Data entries
— BEGIN —

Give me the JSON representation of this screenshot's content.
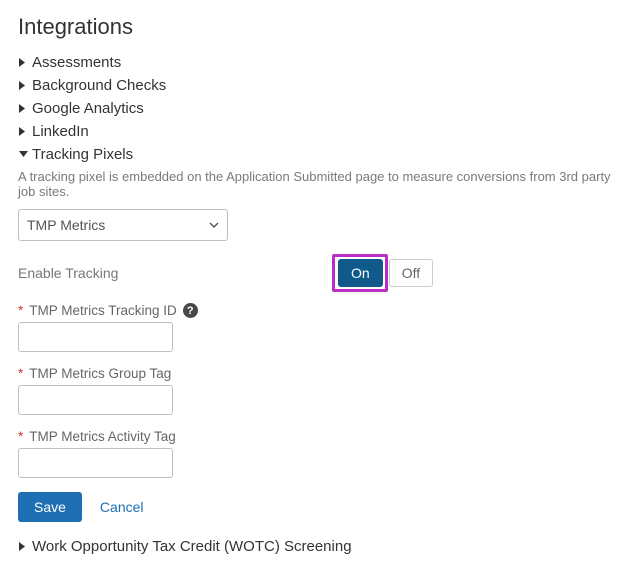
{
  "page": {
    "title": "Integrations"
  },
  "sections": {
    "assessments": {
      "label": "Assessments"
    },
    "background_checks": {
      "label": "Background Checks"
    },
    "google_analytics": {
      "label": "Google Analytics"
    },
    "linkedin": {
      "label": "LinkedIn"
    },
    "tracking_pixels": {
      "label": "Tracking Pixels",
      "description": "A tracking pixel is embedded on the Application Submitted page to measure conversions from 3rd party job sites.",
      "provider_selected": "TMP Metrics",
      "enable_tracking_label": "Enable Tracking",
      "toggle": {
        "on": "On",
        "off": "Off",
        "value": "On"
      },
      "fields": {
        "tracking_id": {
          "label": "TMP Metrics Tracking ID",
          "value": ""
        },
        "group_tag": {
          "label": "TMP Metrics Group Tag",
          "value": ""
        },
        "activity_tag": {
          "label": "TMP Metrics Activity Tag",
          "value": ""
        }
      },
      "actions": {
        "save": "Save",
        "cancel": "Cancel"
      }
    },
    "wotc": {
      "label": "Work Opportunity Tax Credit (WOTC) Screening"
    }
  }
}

— END —

Images should not appear in the copy; retype the listing above exactly.

Give me the JSON representation of this screenshot's content.
{
  "page": {
    "title": "Integrations"
  },
  "sections": {
    "assessments": {
      "label": "Assessments"
    },
    "background_checks": {
      "label": "Background Checks"
    },
    "google_analytics": {
      "label": "Google Analytics"
    },
    "linkedin": {
      "label": "LinkedIn"
    },
    "tracking_pixels": {
      "label": "Tracking Pixels",
      "description": "A tracking pixel is embedded on the Application Submitted page to measure conversions from 3rd party job sites.",
      "provider_selected": "TMP Metrics",
      "enable_tracking_label": "Enable Tracking",
      "toggle": {
        "on": "On",
        "off": "Off",
        "value": "On"
      },
      "fields": {
        "tracking_id": {
          "label": "TMP Metrics Tracking ID",
          "value": ""
        },
        "group_tag": {
          "label": "TMP Metrics Group Tag",
          "value": ""
        },
        "activity_tag": {
          "label": "TMP Metrics Activity Tag",
          "value": ""
        }
      },
      "actions": {
        "save": "Save",
        "cancel": "Cancel"
      }
    },
    "wotc": {
      "label": "Work Opportunity Tax Credit (WOTC) Screening"
    }
  }
}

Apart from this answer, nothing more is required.